Listed entries ->
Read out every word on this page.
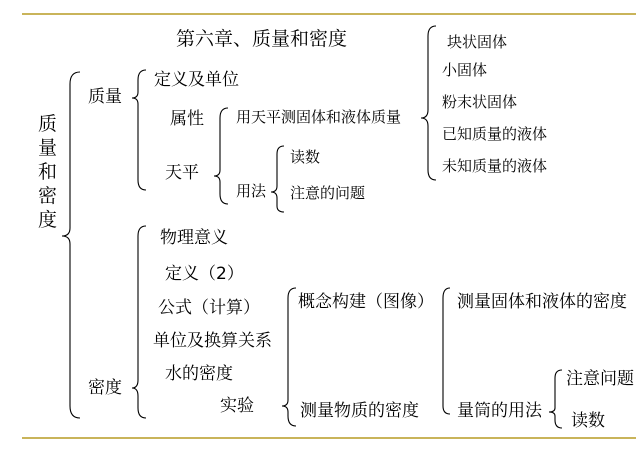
第六章、质量和密度
质量和密度
质量
定义及单位
属性
天平
用天平测固体和液体质量
用法
读数
注意的问题
块状固体
小固体
粉末状固体
已知质量的液体
未知质量的液体
密度
物理意义
定义（2）
公式（计算）
单位及换算关系
水的密度
实验
概念构建（图像）
测量物质的密度
测量固体和液体的密度
量筒的用法
注意问题
读数
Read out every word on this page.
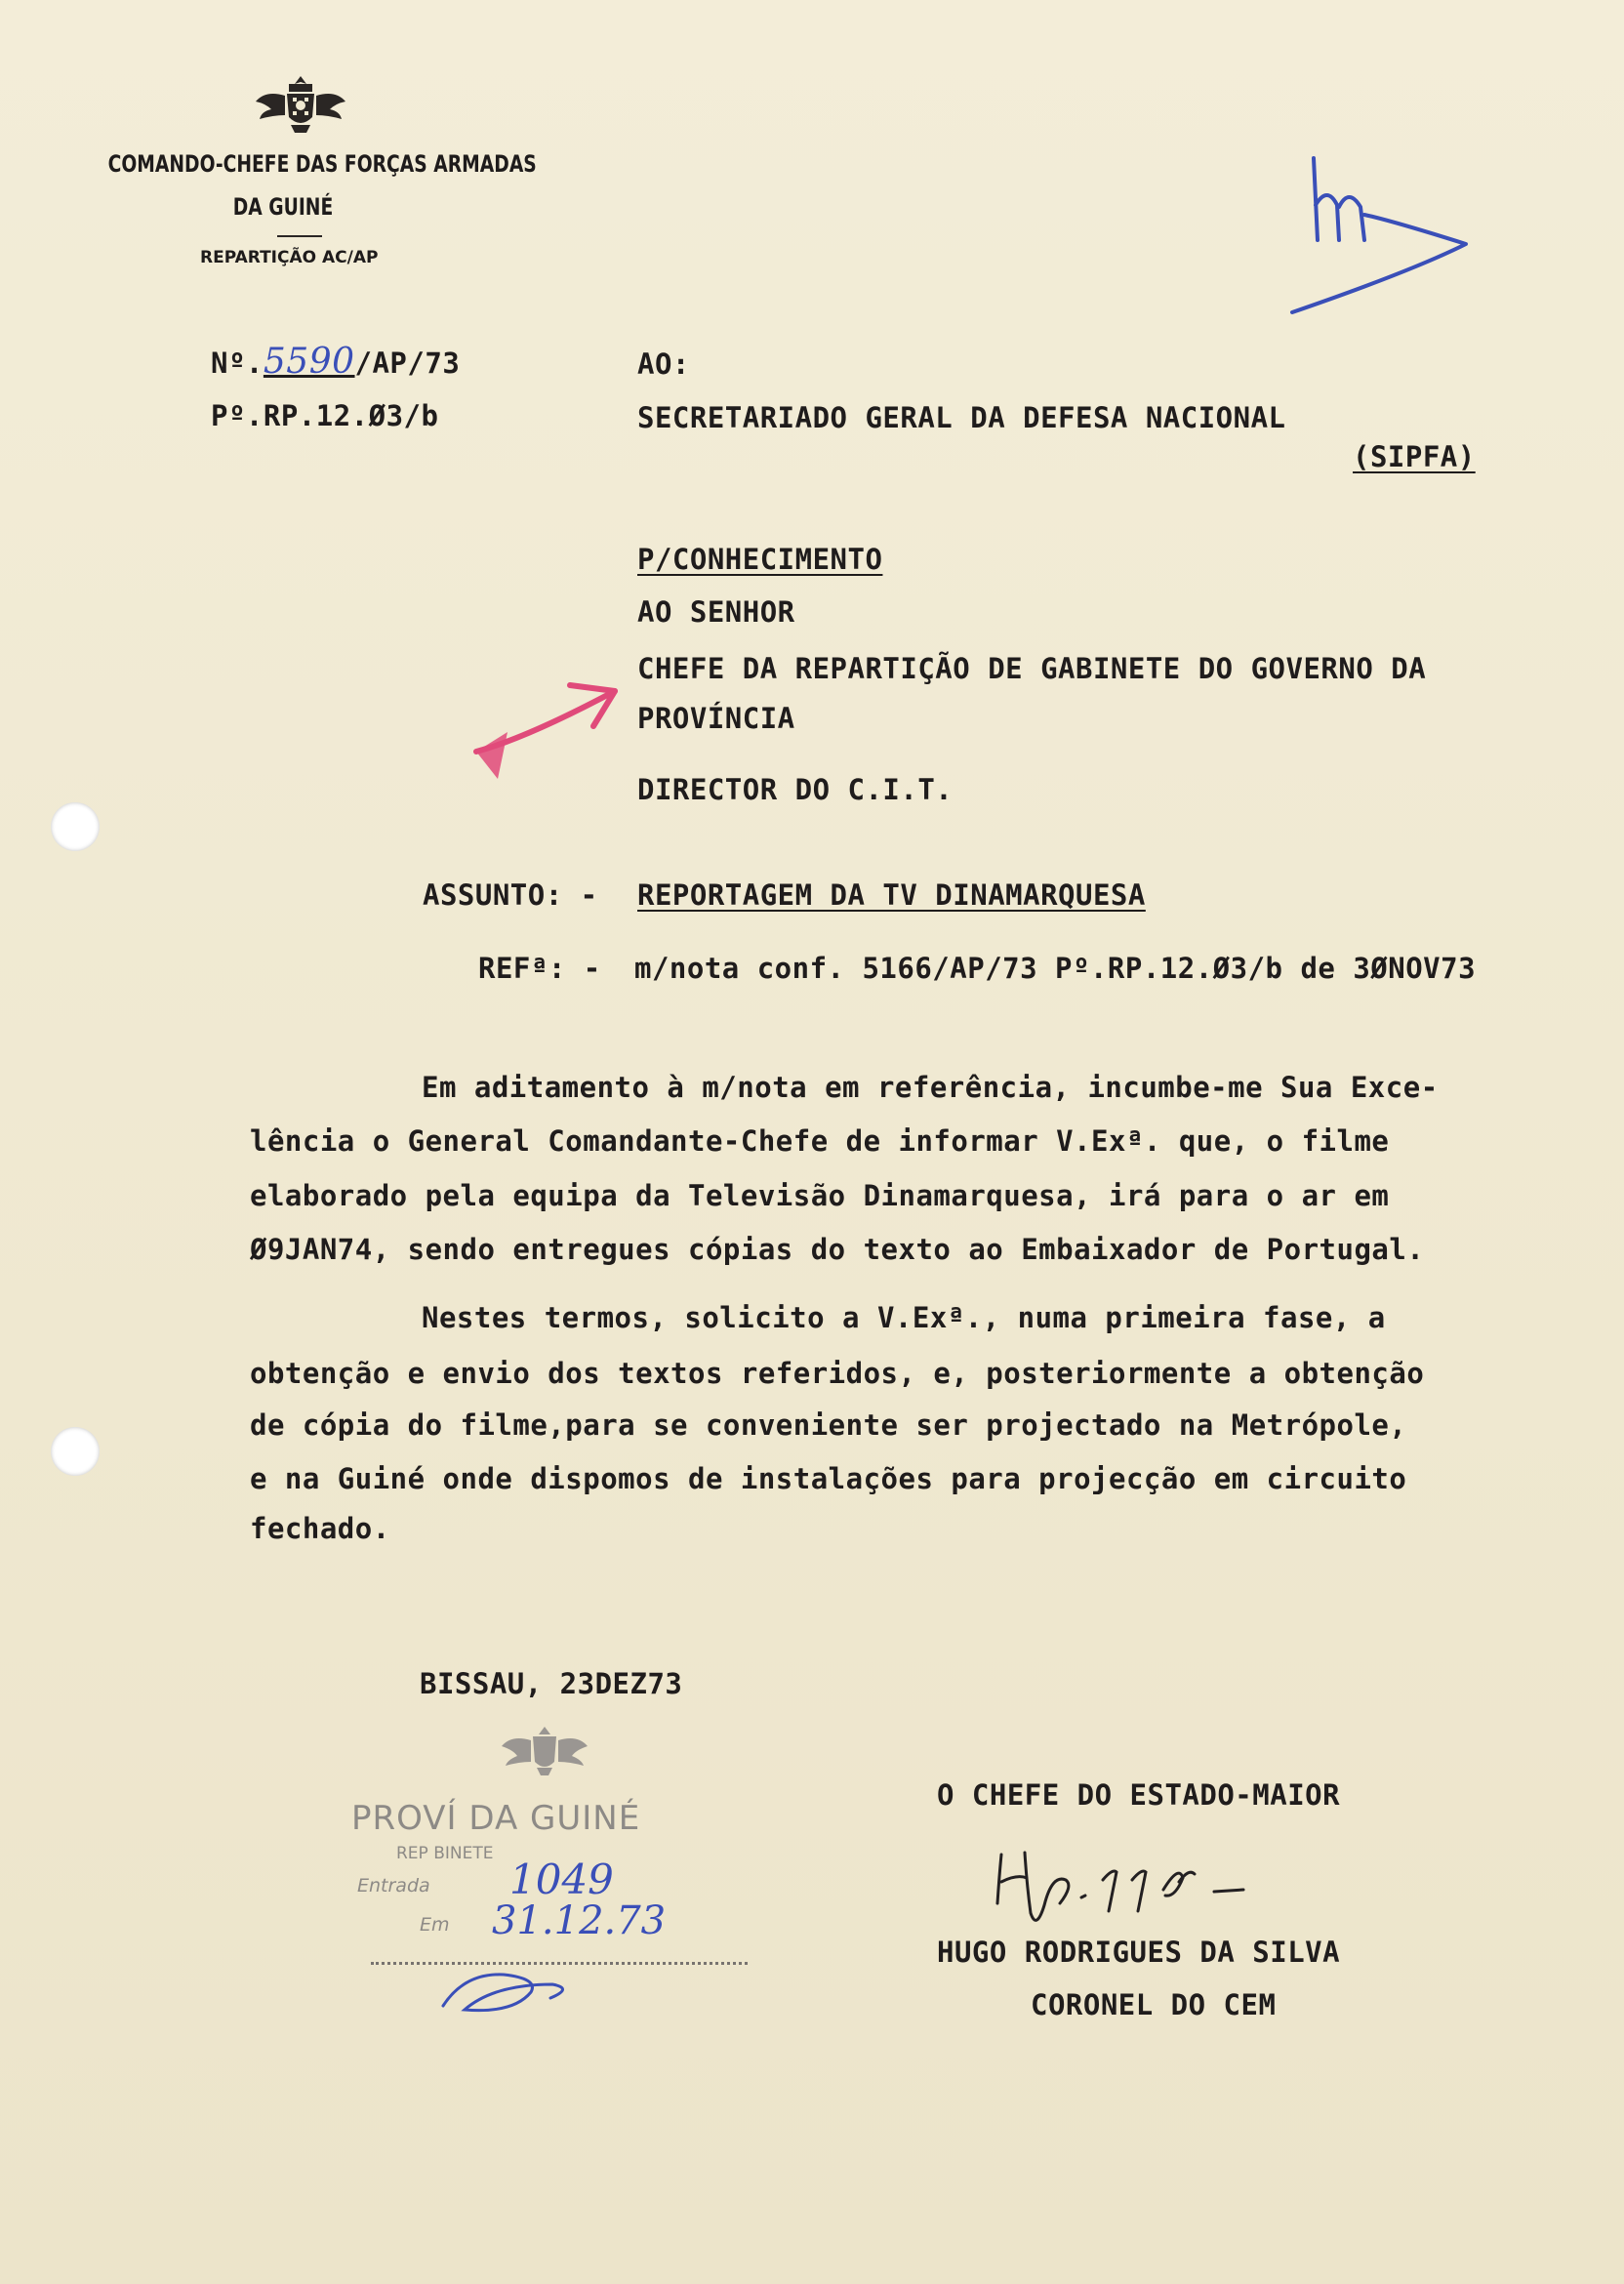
COMANDO-CHEFE DAS FORÇAS ARMADAS
DA GUINÉ
REPARTIÇÃO AC/AP
Nº.5590/AP/73
Pº.RP.12.Ø3/b
AO:
SECRETARIADO GERAL DA DEFESA NACIONAL
(SIPFA)
P/CONHECIMENTO
AO SENHOR
CHEFE DA REPARTIÇÃO DE GABINETE DO GOVERNO DA
PROVÍNCIA
DIRECTOR DO C.I.T.
ASSUNTO: - REPORTAGEM DA TV DINAMARQUESA
REFª: - m/nota conf. 5166/AP/73 Pº.RP.12.Ø3/b de 3ØNOV73
Em aditamento à m/nota em referência, incumbe-me Sua Exce-
lência o General Comandante-Chefe de informar V.Exª. que, o filme
elaborado pela equipa da Televisão Dinamarquesa, irá para o ar em
Ø9JAN74, sendo entregues cópias do texto ao Embaixador de Portugal.
Nestes termos, solicito a V.Exª., numa primeira fase, a
obtenção e envio dos textos referidos, e, posteriormente a obtenção
de cópia do filme,para se conveniente ser projectado na Metrópole,
e na Guiné onde dispomos de instalações para projecção em circuito
fechado.
BISSAU, 23DEZ73
PROVÍ DA GUINÉ
REP BINETE
Entrada 1049
Em 31.12.73
O CHEFE DO ESTADO-MAIOR
HUGO RODRIGUES DA SILVA
CORONEL DO CEM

To do -> In the copy, include no pictures; restate the listing above exactly.

Task answer ->
Read out every word on this page.
第六章、质量和密度
质量和密度
质量
定义及单位
属性
天平
用天平测固体和液体质量
用法
读数
注意的问题
块状固体
小固体
粉末状固体
已知质量的液体
未知质量的液体
密度
物理意义
定义（2）
公式（计算）
单位及换算关系
水的密度
实验
概念构建（图像）
测量物质的密度
测量固体和液体的密度
量筒的用法
注意问题
读数
Read out every word on this page.
COMANDO-CHEFE DAS FORÇAS ARMADAS
DA GUINÉ
REPARTIÇÃO AC/AP
Nº.5590/AP/73
Pº.RP.12.Ø3/b
AO:
SECRETARIADO GERAL DA DEFESA NACIONAL
(SIPFA)
P/CONHECIMENTO
AO SENHOR
CHEFE DA REPARTIÇÃO DE GABINETE DO GOVERNO DA
PROVÍNCIA
DIRECTOR DO C.I.T.
ASSUNTO: - REPORTAGEM DA TV DINAMARQUESA
REFª: - m/nota conf. 5166/AP/73 Pº.RP.12.Ø3/b de 3ØNOV73
Em aditamento à m/nota em referência, incumbe-me Sua Exce-
lência o General Comandante-Chefe de informar V.Exª. que, o filme
elaborado pela equipa da Televisão Dinamarquesa, irá para o ar em
Ø9JAN74, sendo entregues cópias do texto ao Embaixador de Portugal.
Nestes termos, solicito a V.Exª., numa primeira fase, a
obtenção e envio dos textos referidos, e, posteriormente a obtenção
de cópia do filme,para se conveniente ser projectado na Metrópole,
e na Guiné onde dispomos de instalações para projecção em circuito
fechado.
BISSAU, 23DEZ73
PROVÍ DA GUINÉ
REP BINETE
Entrada 1049
Em 31.12.73
O CHEFE DO ESTADO-MAIOR
HUGO RODRIGUES DA SILVA
CORONEL DO CEM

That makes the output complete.